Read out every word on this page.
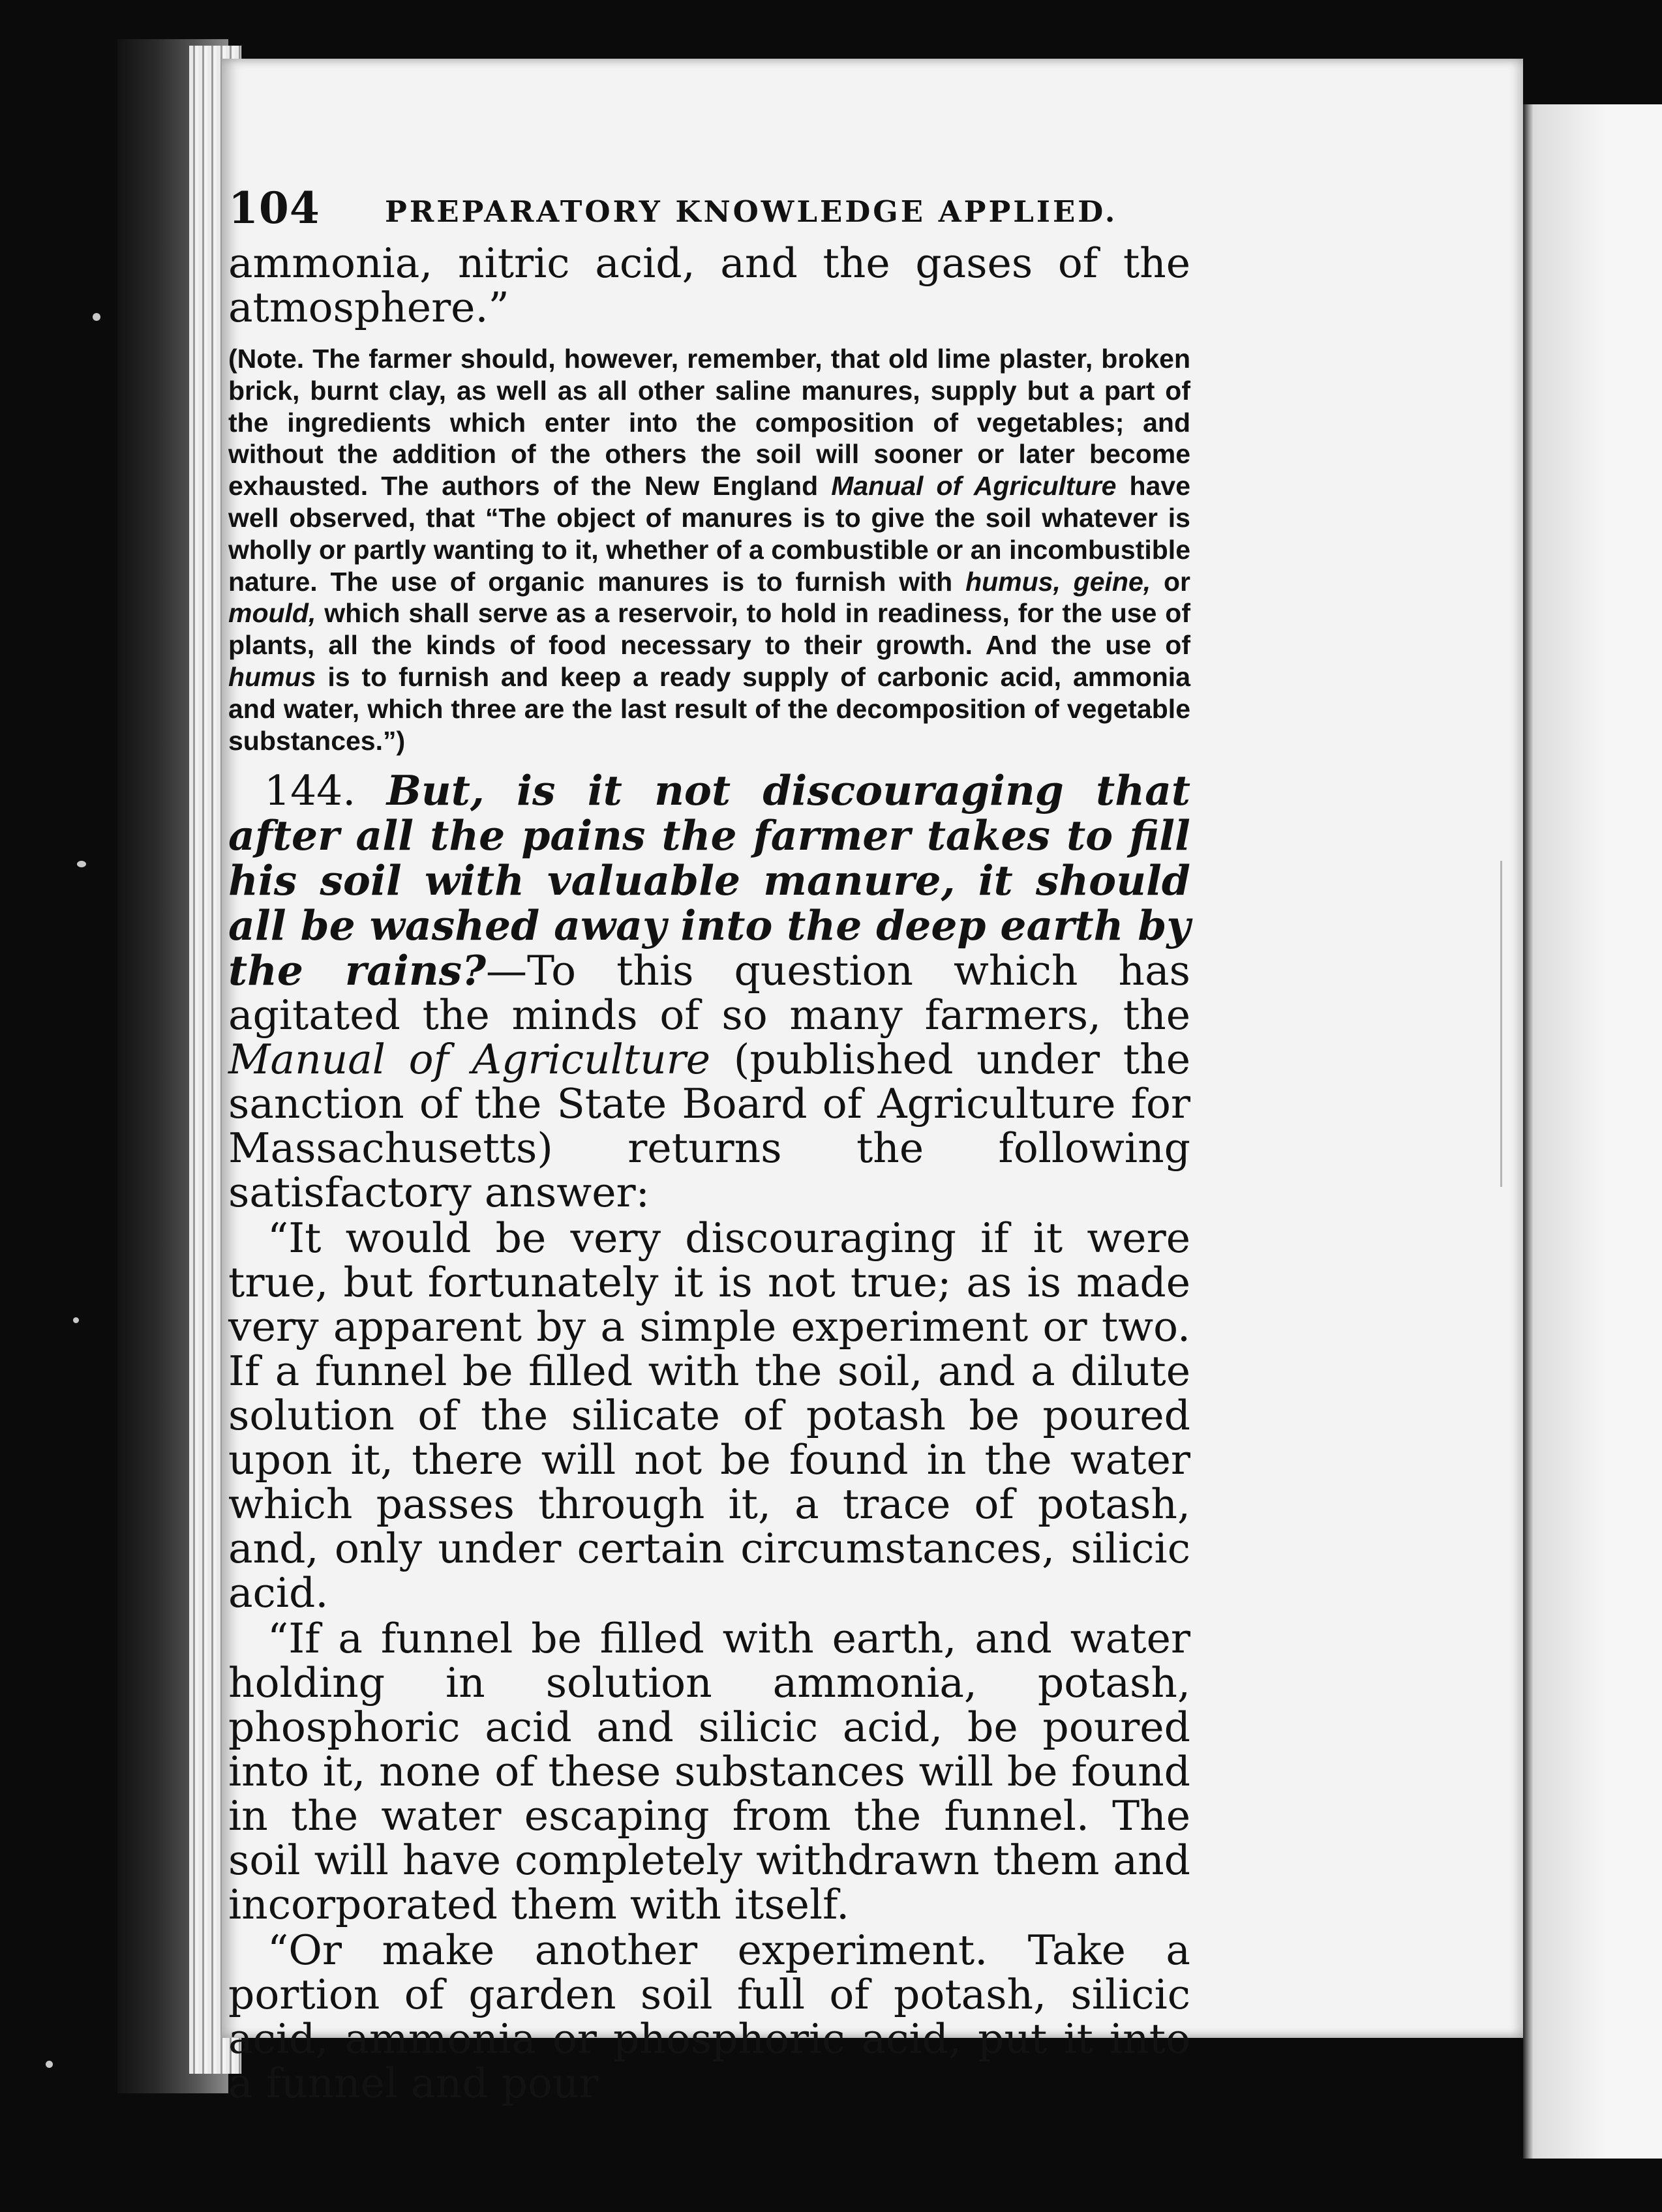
104 PREPARATORY KNOWLEDGE APPLIED.

ammonia, nitric acid, and the gases of the atmosphere.”

(Note. The farmer should, however, remember, that old lime plaster, broken brick, burnt clay, as well as all other saline manures, supply but a part of the ingredients which enter into the composition of vegetables; and without the addition of the others the soil will sooner or later become exhausted. The authors of the New England Manual of Agriculture have well observed, that “The object of manures is to give the soil whatever is wholly or partly wanting to it, whether of a combustible or an incombustible nature. The use of organic manures is to furnish with humus, geine, or mould, which shall serve as a reservoir, to hold in readiness, for the use of plants, all the kinds of food necessary to their growth. And the use of humus is to furnish and keep a ready supply of carbonic acid, ammonia and water, which three are the last result of the decomposition of vegetable substances.”)

144. But, is it not discouraging that after all the pains the farmer takes to fill his soil with valuable manure, it should all be washed away into the deep earth by the rains?—To this question which has agitated the minds of so many farmers, the Manual of Agriculture (published under the sanction of the State Board of Agriculture for Massachusetts) returns the following satisfactory answer:

“It would be very discouraging if it were true, but fortunately it is not true; as is made very apparent by a simple experiment or two. If a funnel be filled with the soil, and a dilute solution of the silicate of potash be poured upon it, there will not be found in the water which passes through it, a trace of potash, and, only under certain circumstances, silicic acid.

“If a funnel be filled with earth, and water holding in solution ammonia, potash, phosphoric acid and silicic acid, be poured into it, none of these substances will be found in the water escaping from the funnel. The soil will have completely withdrawn them and incorporated them with itself.

“Or make another experiment. Take a portion of garden soil full of potash, silicic acid, ammonia or phosphoric acid, put it into a funnel and pour
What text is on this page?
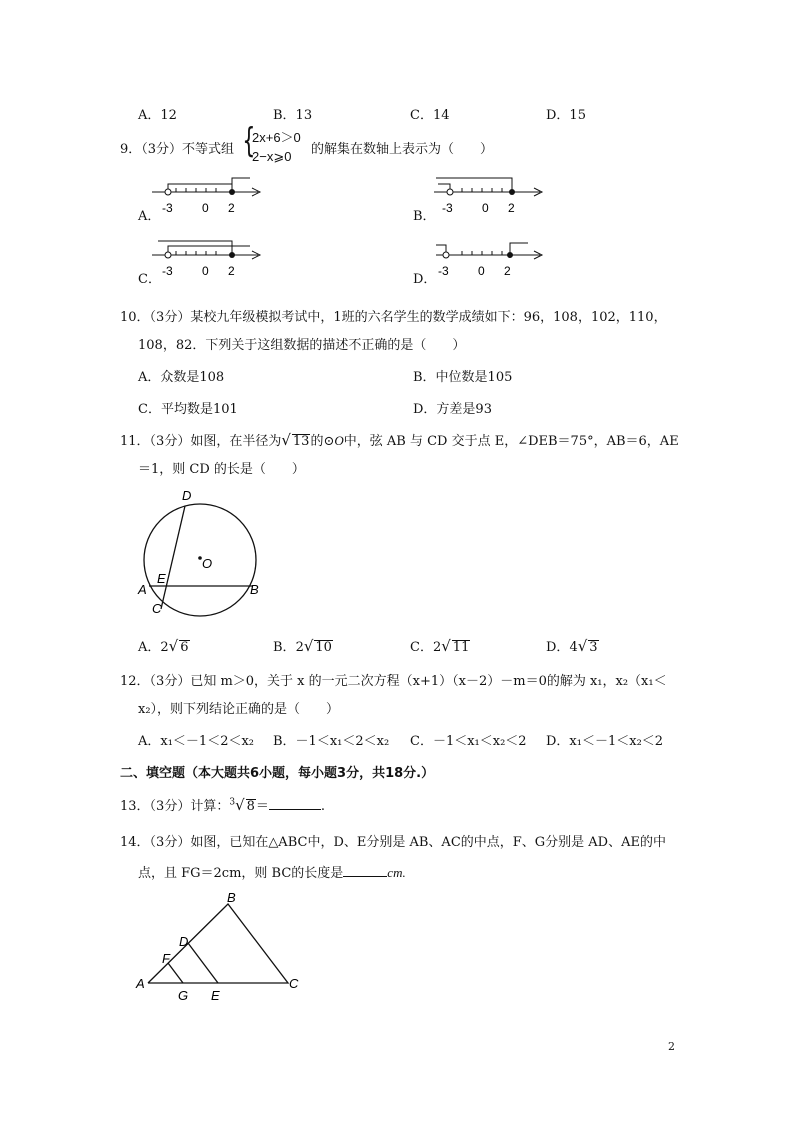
A．12	B．13	C．14	D．15
9．（3分）不等式组 {
2x+6＞0
2−x⩾0 的解集在数轴上表示为（　　）
A．
-3 0 2
B．
-3 0 2
C．
-3 0 2
D．
-3 0 2
10．（3分）某校九年级模拟考试中，1班的六名学生的数学成绩如下：96，108，102，110，
108，82．下列关于这组数据的描述不正确的是（　　）
A．众数是108	B．中位数是105
C．平均数是101	D．方差是93
11．（3分）如图，在半径为√ 13的⊙O中，弦 AB 与 CD 交于点 E，∠DEB＝75°，AB＝6，AE
＝1，则 CD 的长是（　　）
D
O
A
E
B
C
A．2√ 6	B．2√ 10	C．2√ 11	D．4√ 3
12．（3分）已知 m＞0，关于 x 的一元二次方程（x+1）（x－2）－m＝0的解为 x₁，x₂（x₁＜
x₂），则下列结论正确的是（　　）
A．x₁＜－1＜2＜x₂ B．－1＜x₁＜2＜x₂ C．－1＜x₁＜x₂＜2 D．x₁＜－1＜x₂＜2
二、填空题（本大题共6小题，每小题3分，共18分.）
13．（3分）计算：$^3$√ 8＝	.
14．（3分）如图，已知在△ABC中，D、E分别是 AB、AC的中点，F、G分别是 AD、AE的中
点，且 FG＝2cm，则 BC的长度是	cm.
B
D
F
A
G E
C
2
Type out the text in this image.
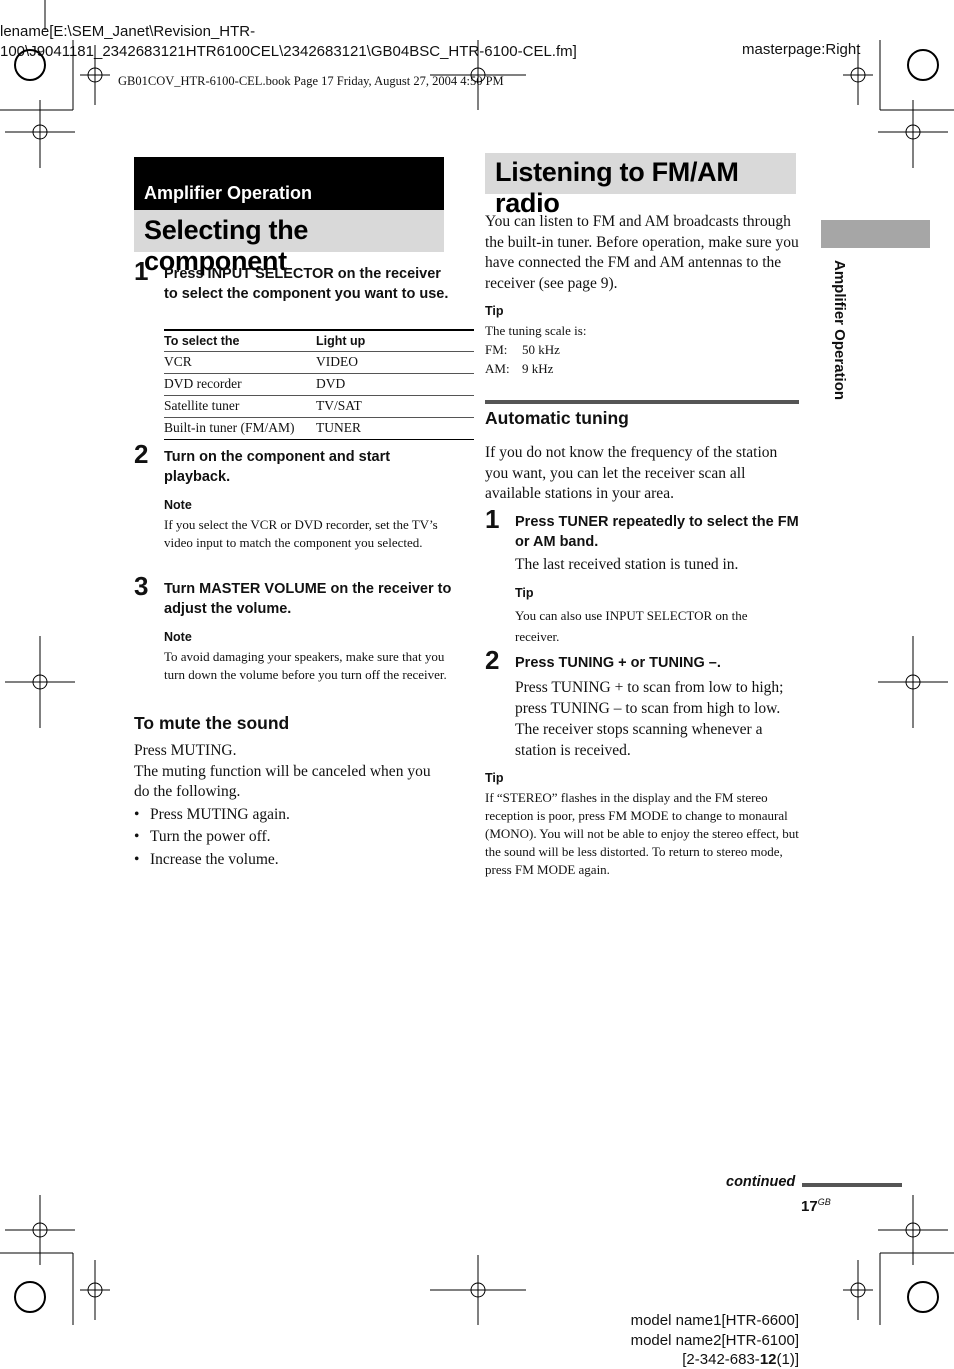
lename[E:\SEM_Janet\Revision_HTR-
100\J9041181_2342683121HTR6100CEL\2342683121\GB04BSC_HTR-6100-CEL.fm]	masterpage:Right
GB01COV_HTR-6100-CEL.book Page 17 Friday, August 27, 2004 4:50 PM
Amplifier Operation
Selecting the component
1 Press INPUT SELECTOR on the receiver to select the component you want to use.
To select the	Light up
VCR	VIDEO
DVD recorder	DVD
Satellite tuner	TV/SAT
Built-in tuner (FM/AM)	TUNER
2 Turn on the component and start playback.
Note
If you select the VCR or DVD recorder, set the TV’s video input to match the component you selected.
3 Turn MASTER VOLUME on the receiver to adjust the volume.
Note
To avoid damaging your speakers, make sure that you turn down the volume before you turn off the receiver.
To mute the sound
Press MUTING.
The muting function will be canceled when you do the following.
• Press MUTING again.
• Turn the power off.
• Increase the volume.
Listening to FM/AM radio
You can listen to FM and AM broadcasts through the built-in tuner. Before operation, make sure you have connected the FM and AM antennas to the receiver (see page 9).
Tip
The tuning scale is:
FM: 50 kHz
AM: 9 kHz
Automatic tuning
If you do not know the frequency of the station you want, you can let the receiver scan all available stations in your area.
1 Press TUNER repeatedly to select the FM or AM band.
The last received station is tuned in.
Tip
You can also use INPUT SELECTOR on the receiver.
2 Press TUNING + or TUNING –.
Press TUNING + to scan from low to high; press TUNING – to scan from high to low.
The receiver stops scanning whenever a station is received.
Tip
If “STEREO” flashes in the display and the FM stereo reception is poor, press FM MODE to change to monaural (MONO). You will not be able to enjoy the stereo effect, but the sound will be less distorted. To return to stereo mode, press FM MODE again.
Amplifier Operation
continued
$17^{GB}$
model name1[HTR-6600]
model name2[HTR-6100]
[2-342-683-12(1)]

→ Written task: Reproduce the entries above exactly. Do not include the images.

→ Written reply:
Read out every word on this page.
104 PREPARATORY KNOWLEDGE APPLIED.

ammonia, nitric acid, and the gases of the atmosphere.”

(Note. The farmer should, however, remember, that old lime plaster, broken brick, burnt clay, as well as all other saline manures, supply but a part of the ingredients which enter into the composition of vegetables; and without the addition of the others the soil will sooner or later become exhausted. The authors of the New England Manual of Agriculture have well observed, that “The object of manures is to give the soil whatever is wholly or partly wanting to it, whether of a combustible or an incombustible nature. The use of organic manures is to furnish with humus, geine, or mould, which shall serve as a reservoir, to hold in readiness, for the use of plants, all the kinds of food necessary to their growth. And the use of humus is to furnish and keep a ready supply of carbonic acid, ammonia and water, which three are the last result of the decomposition of vegetable substances.”)

144. But, is it not discouraging that after all the pains the farmer takes to fill his soil with valuable manure, it should all be washed away into the deep earth by the rains?—To this question which has agitated the minds of so many farmers, the Manual of Agriculture (published under the sanction of the State Board of Agriculture for Massachusetts) returns the following satisfactory answer:

“It would be very discouraging if it were true, but fortunately it is not true; as is made very apparent by a simple experiment or two. If a funnel be filled with the soil, and a dilute solution of the silicate of potash be poured upon it, there will not be found in the water which passes through it, a trace of potash, and, only under certain circumstances, silicic acid.

“If a funnel be filled with earth, and water holding in solution ammonia, potash, phosphoric acid and silicic acid, be poured into it, none of these substances will be found in the water escaping from the funnel. The soil will have completely withdrawn them and incorporated them with itself.

“Or make another experiment. Take a portion of garden soil full of potash, silicic acid, ammonia or phosphoric acid, put it into a funnel and pour
What text is on this page?
A．12	B．13	C．14	D．15
9．（3分）不等式组 {
2x+6＞0
2−x⩾0 的解集在数轴上表示为（　　）
A．
-3 0 2
B．
-3 0 2
C．
-3 0 2
D．
-3 0 2
10．（3分）某校九年级模拟考试中，1班的六名学生的数学成绩如下：96，108，102，110，
108，82．下列关于这组数据的描述不正确的是（　　）
A．众数是108	B．中位数是105
C．平均数是101	D．方差是93
11．（3分）如图，在半径为√ 13的⊙O中，弦 AB 与 CD 交于点 E，∠DEB＝75°，AB＝6，AE
＝1，则 CD 的长是（　　）
D
O
A
E
B
C
A．2√ 6	B．2√ 10	C．2√ 11	D．4√ 3
12．（3分）已知 m＞0，关于 x 的一元二次方程（x+1）（x－2）－m＝0的解为 x₁，x₂（x₁＜
x₂），则下列结论正确的是（　　）
A．x₁＜－1＜2＜x₂ B．－1＜x₁＜2＜x₂ C．－1＜x₁＜x₂＜2 D．x₁＜－1＜x₂＜2
二、填空题（本大题共6小题，每小题3分，共18分.）
13．（3分）计算：$^3$√ 8＝	.
14．（3分）如图，已知在△ABC中，D、E分别是 AB、AC的中点，F、G分别是 AD、AE的中
点，且 FG＝2cm，则 BC的长度是	cm.
B
D
F
A
G E
C
2
Type out the text in this image.
lename[E:\SEM_Janet\Revision_HTR-
100\J9041181_2342683121HTR6100CEL\2342683121\GB04BSC_HTR-6100-CEL.fm]	masterpage:Right
GB01COV_HTR-6100-CEL.book Page 17 Friday, August 27, 2004 4:50 PM
Amplifier Operation
Selecting the component
1 Press INPUT SELECTOR on the receiver to select the component you want to use.
To select the	Light up
VCR	VIDEO
DVD recorder	DVD
Satellite tuner	TV/SAT
Built-in tuner (FM/AM)	TUNER
2 Turn on the component and start playback.
Note
If you select the VCR or DVD recorder, set the TV’s video input to match the component you selected.
3 Turn MASTER VOLUME on the receiver to adjust the volume.
Note
To avoid damaging your speakers, make sure that you turn down the volume before you turn off the receiver.
To mute the sound
Press MUTING.
The muting function will be canceled when you do the following.
• Press MUTING again.
• Turn the power off.
• Increase the volume.
Listening to FM/AM radio
You can listen to FM and AM broadcasts through the built-in tuner. Before operation, make sure you have connected the FM and AM antennas to the receiver (see page 9).
Tip
The tuning scale is:
FM: 50 kHz
AM: 9 kHz
Automatic tuning
If you do not know the frequency of the station you want, you can let the receiver scan all available stations in your area.
1 Press TUNER repeatedly to select the FM or AM band.
The last received station is tuned in.
Tip
You can also use INPUT SELECTOR on the receiver.
2 Press TUNING + or TUNING –.
Press TUNING + to scan from low to high; press TUNING – to scan from high to low.
The receiver stops scanning whenever a station is received.
Tip
If “STEREO” flashes in the display and the FM stereo reception is poor, press FM MODE to change to monaural (MONO). You will not be able to enjoy the stereo effect, but the sound will be less distorted. To return to stereo mode, press FM MODE again.
Amplifier Operation
continued
$17^{GB}$
model name1[HTR-6600]
model name2[HTR-6100]
[2-342-683-12(1)]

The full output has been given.